### [Objective]
Please retype every line of the material below with no changes at all.

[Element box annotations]
+-------+

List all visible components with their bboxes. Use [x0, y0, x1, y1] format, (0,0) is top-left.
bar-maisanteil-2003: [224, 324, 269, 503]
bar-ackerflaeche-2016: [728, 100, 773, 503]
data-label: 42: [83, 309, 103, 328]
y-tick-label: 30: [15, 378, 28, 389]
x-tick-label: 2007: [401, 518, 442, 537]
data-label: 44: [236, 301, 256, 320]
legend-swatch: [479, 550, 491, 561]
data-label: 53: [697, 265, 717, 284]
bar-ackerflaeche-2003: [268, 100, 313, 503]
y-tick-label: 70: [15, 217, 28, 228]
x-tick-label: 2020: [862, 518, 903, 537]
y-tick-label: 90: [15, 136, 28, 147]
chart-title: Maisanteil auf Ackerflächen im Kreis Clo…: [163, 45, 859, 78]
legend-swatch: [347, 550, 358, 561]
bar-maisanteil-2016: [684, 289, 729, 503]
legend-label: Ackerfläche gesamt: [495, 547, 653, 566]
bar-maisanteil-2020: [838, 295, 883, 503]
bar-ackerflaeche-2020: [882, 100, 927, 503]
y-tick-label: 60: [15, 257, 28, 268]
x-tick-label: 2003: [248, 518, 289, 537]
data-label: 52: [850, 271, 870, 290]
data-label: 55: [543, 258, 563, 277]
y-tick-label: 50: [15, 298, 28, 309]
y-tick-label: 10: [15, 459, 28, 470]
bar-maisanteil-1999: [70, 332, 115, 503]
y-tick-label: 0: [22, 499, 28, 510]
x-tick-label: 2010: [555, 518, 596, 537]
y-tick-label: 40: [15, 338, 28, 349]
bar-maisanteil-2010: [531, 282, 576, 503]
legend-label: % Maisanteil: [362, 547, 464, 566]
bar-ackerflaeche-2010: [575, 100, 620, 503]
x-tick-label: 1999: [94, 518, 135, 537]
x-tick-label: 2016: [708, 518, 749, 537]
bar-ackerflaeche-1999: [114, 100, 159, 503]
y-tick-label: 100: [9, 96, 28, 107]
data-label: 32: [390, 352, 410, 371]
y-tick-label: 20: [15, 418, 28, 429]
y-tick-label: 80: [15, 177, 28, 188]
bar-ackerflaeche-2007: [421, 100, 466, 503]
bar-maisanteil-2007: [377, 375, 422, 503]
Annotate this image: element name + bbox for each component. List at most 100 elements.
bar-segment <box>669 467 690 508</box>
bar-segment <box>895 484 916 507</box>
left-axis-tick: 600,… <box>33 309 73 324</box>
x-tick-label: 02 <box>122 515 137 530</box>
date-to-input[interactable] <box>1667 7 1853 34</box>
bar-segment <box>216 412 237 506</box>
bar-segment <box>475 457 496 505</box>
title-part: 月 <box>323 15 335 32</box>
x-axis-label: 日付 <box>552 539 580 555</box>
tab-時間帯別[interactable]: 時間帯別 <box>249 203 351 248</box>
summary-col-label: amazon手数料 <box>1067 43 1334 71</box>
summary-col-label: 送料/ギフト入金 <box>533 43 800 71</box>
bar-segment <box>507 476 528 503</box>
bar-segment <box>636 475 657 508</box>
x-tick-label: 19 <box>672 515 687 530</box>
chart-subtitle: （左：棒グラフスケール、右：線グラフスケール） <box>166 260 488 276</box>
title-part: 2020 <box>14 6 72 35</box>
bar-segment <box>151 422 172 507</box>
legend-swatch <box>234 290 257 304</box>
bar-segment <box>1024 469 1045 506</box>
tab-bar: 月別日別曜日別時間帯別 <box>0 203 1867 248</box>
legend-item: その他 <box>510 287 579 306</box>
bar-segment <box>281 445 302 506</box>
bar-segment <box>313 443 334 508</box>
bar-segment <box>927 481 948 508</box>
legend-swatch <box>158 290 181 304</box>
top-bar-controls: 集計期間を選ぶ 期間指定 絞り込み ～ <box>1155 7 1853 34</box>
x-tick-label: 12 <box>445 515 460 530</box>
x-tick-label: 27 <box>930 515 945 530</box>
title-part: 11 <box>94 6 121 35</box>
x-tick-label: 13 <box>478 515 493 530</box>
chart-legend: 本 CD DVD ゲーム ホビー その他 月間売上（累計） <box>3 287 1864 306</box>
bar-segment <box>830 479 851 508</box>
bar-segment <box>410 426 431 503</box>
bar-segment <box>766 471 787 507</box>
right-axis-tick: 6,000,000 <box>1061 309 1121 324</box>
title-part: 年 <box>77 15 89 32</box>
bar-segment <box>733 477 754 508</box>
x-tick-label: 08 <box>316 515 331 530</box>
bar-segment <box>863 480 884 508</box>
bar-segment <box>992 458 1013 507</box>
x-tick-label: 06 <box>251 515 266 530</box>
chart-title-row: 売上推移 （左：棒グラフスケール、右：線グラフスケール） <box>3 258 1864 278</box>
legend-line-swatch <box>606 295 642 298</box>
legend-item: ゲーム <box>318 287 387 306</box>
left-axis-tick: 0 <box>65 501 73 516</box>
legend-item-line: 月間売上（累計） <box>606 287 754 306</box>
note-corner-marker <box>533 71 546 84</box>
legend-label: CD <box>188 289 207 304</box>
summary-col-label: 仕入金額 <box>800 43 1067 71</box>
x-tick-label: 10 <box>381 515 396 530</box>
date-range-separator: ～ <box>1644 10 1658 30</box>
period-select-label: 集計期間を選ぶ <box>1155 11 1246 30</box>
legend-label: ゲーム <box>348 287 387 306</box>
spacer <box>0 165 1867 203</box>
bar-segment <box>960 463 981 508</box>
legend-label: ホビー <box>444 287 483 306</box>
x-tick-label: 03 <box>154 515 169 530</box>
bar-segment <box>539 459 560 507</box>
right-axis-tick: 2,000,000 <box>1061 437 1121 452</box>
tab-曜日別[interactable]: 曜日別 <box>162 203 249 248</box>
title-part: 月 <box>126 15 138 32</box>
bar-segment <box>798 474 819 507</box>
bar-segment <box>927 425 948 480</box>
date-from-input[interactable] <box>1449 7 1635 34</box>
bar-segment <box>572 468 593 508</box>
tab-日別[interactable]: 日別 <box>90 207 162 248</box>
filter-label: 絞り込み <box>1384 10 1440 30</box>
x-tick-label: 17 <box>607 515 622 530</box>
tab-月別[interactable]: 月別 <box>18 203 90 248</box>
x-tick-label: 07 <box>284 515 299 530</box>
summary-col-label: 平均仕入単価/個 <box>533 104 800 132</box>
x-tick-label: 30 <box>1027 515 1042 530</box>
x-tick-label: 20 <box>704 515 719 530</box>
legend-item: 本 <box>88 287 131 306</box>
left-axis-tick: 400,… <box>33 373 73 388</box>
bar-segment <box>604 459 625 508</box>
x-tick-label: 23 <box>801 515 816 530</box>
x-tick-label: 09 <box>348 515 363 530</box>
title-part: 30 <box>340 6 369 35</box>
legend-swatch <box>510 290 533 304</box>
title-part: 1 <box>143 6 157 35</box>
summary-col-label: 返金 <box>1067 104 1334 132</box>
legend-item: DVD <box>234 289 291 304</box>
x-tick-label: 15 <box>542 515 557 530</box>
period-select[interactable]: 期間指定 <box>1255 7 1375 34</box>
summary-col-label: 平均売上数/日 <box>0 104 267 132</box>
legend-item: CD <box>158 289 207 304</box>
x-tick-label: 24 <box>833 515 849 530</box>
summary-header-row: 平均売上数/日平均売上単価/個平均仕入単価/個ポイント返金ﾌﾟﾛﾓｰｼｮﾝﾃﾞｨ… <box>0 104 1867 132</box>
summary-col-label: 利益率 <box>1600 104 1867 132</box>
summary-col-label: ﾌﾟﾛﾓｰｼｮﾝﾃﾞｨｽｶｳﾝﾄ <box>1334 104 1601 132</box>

+-------+

### [Exercise result]
List all visible components with their bboxes. Use [x0, y0, x1, y1] format, (0,0) is top-left.
bar-maisanteil-2003: [224, 324, 269, 503]
bar-ackerflaeche-2016: [728, 100, 773, 503]
data-label: 42: [83, 309, 103, 328]
y-tick-label: 30: [15, 378, 28, 389]
x-tick-label: 2007: [401, 518, 442, 537]
data-label: 44: [236, 301, 256, 320]
legend-swatch: [479, 550, 491, 561]
data-label: 53: [697, 265, 717, 284]
bar-ackerflaeche-2003: [268, 100, 313, 503]
y-tick-label: 70: [15, 217, 28, 228]
x-tick-label: 2020: [862, 518, 903, 537]
y-tick-label: 90: [15, 136, 28, 147]
chart-title: Maisanteil auf Ackerflächen im Kreis Clo…: [163, 45, 859, 78]
legend-swatch: [347, 550, 358, 561]
bar-maisanteil-2016: [684, 289, 729, 503]
legend-label: Ackerfläche gesamt: [495, 547, 653, 566]
bar-maisanteil-2020: [838, 295, 883, 503]
bar-ackerflaeche-2020: [882, 100, 927, 503]
y-tick-label: 60: [15, 257, 28, 268]
x-tick-label: 2003: [248, 518, 289, 537]
data-label: 52: [850, 271, 870, 290]
data-label: 55: [543, 258, 563, 277]
y-tick-label: 50: [15, 298, 28, 309]
y-tick-label: 10: [15, 459, 28, 470]
bar-maisanteil-1999: [70, 332, 115, 503]
y-tick-label: 0: [22, 499, 28, 510]
x-tick-label: 2010: [555, 518, 596, 537]
y-tick-label: 40: [15, 338, 28, 349]
bar-maisanteil-2010: [531, 282, 576, 503]
legend-label: % Maisanteil: [362, 547, 464, 566]
bar-ackerflaeche-2010: [575, 100, 620, 503]
x-tick-label: 1999: [94, 518, 135, 537]
x-tick-label: 2016: [708, 518, 749, 537]
bar-ackerflaeche-1999: [114, 100, 159, 503]
y-tick-label: 100: [9, 96, 28, 107]
data-label: 32: [390, 352, 410, 371]
y-tick-label: 20: [15, 418, 28, 429]
y-tick-label: 80: [15, 177, 28, 188]
bar-ackerflaeche-2007: [421, 100, 466, 503]
bar-maisanteil-2007: [377, 375, 422, 503]
Annotate this image: element name + bbox for each component. List at most 100 elements.
bar-segment <box>669 467 690 508</box>
bar-segment <box>895 484 916 507</box>
left-axis-tick: 600,… <box>33 309 73 324</box>
x-tick-label: 02 <box>122 515 137 530</box>
date-to-input[interactable] <box>1667 7 1853 34</box>
bar-segment <box>216 412 237 506</box>
bar-segment <box>475 457 496 505</box>
title-part: 月 <box>323 15 335 32</box>
x-axis-label: 日付 <box>552 539 580 555</box>
tab-時間帯別[interactable]: 時間帯別 <box>249 203 351 248</box>
summary-col-label: amazon手数料 <box>1067 43 1334 71</box>
summary-col-label: 送料/ギフト入金 <box>533 43 800 71</box>
bar-segment <box>507 476 528 503</box>
bar-segment <box>636 475 657 508</box>
x-tick-label: 19 <box>672 515 687 530</box>
chart-subtitle: （左：棒グラフスケール、右：線グラフスケール） <box>166 260 488 276</box>
title-part: 2020 <box>14 6 72 35</box>
bar-segment <box>151 422 172 507</box>
legend-swatch <box>234 290 257 304</box>
bar-segment <box>1024 469 1045 506</box>
tab-bar: 月別日別曜日別時間帯別 <box>0 203 1867 248</box>
legend-item: その他 <box>510 287 579 306</box>
bar-segment <box>281 445 302 506</box>
bar-segment <box>313 443 334 508</box>
bar-segment <box>927 481 948 508</box>
legend-swatch <box>158 290 181 304</box>
top-bar-controls: 集計期間を選ぶ 期間指定 絞り込み ～ <box>1155 7 1853 34</box>
x-tick-label: 12 <box>445 515 460 530</box>
x-tick-label: 27 <box>930 515 945 530</box>
title-part: 11 <box>94 6 121 35</box>
x-tick-label: 13 <box>478 515 493 530</box>
chart-legend: 本 CD DVD ゲーム ホビー その他 月間売上（累計） <box>3 287 1864 306</box>
bar-segment <box>830 479 851 508</box>
bar-segment <box>410 426 431 503</box>
bar-segment <box>766 471 787 507</box>
right-axis-tick: 6,000,000 <box>1061 309 1121 324</box>
title-part: 年 <box>77 15 89 32</box>
bar-segment <box>733 477 754 508</box>
x-tick-label: 08 <box>316 515 331 530</box>
bar-segment <box>863 480 884 508</box>
bar-segment <box>992 458 1013 507</box>
x-tick-label: 06 <box>251 515 266 530</box>
chart-title-row: 売上推移 （左：棒グラフスケール、右：線グラフスケール） <box>3 258 1864 278</box>
legend-line-swatch <box>606 295 642 298</box>
legend-item: ゲーム <box>318 287 387 306</box>
left-axis-tick: 0 <box>65 501 73 516</box>
legend-item-line: 月間売上（累計） <box>606 287 754 306</box>
note-corner-marker <box>533 71 546 84</box>
legend-label: CD <box>188 289 207 304</box>
summary-col-label: 仕入金額 <box>800 43 1067 71</box>
x-tick-label: 10 <box>381 515 396 530</box>
date-range-separator: ～ <box>1644 10 1658 30</box>
period-select-label: 集計期間を選ぶ <box>1155 11 1246 30</box>
legend-label: ゲーム <box>348 287 387 306</box>
spacer <box>0 165 1867 203</box>
bar-segment <box>960 463 981 508</box>
legend-label: ホビー <box>444 287 483 306</box>
x-tick-label: 03 <box>154 515 169 530</box>
bar-segment <box>539 459 560 507</box>
right-axis-tick: 2,000,000 <box>1061 437 1121 452</box>
tab-曜日別[interactable]: 曜日別 <box>162 203 249 248</box>
title-part: 月 <box>126 15 138 32</box>
bar-segment <box>798 474 819 507</box>
bar-segment <box>927 425 948 480</box>
date-from-input[interactable] <box>1449 7 1635 34</box>
bar-segment <box>572 468 593 508</box>
tab-日別[interactable]: 日別 <box>90 207 162 248</box>
filter-label: 絞り込み <box>1384 10 1440 30</box>
x-tick-label: 17 <box>607 515 622 530</box>
tab-月別[interactable]: 月別 <box>18 203 90 248</box>
x-tick-label: 07 <box>284 515 299 530</box>
summary-col-label: 平均仕入単価/個 <box>533 104 800 132</box>
x-tick-label: 30 <box>1027 515 1042 530</box>
x-tick-label: 20 <box>704 515 719 530</box>
legend-item: 本 <box>88 287 131 306</box>
left-axis-tick: 400,… <box>33 373 73 388</box>
bar-segment <box>604 459 625 508</box>
x-tick-label: 23 <box>801 515 816 530</box>
x-tick-label: 09 <box>348 515 363 530</box>
title-part: 30 <box>340 6 369 35</box>
legend-swatch <box>510 290 533 304</box>
title-part: 1 <box>143 6 157 35</box>
summary-col-label: 返金 <box>1067 104 1334 132</box>
legend-item: DVD <box>234 289 291 304</box>
x-tick-label: 15 <box>542 515 557 530</box>
period-select[interactable]: 期間指定 <box>1255 7 1375 34</box>
summary-col-label: 平均売上数/日 <box>0 104 267 132</box>
legend-item: CD <box>158 289 207 304</box>
x-tick-label: 24 <box>833 515 849 530</box>
summary-header-row: 平均売上数/日平均売上単価/個平均仕入単価/個ポイント返金ﾌﾟﾛﾓｰｼｮﾝﾃﾞｨ… <box>0 104 1867 132</box>
summary-col-label: 利益率 <box>1600 104 1867 132</box>
summary-col-label: ﾌﾟﾛﾓｰｼｮﾝﾃﾞｨｽｶｳﾝﾄ <box>1334 104 1601 132</box>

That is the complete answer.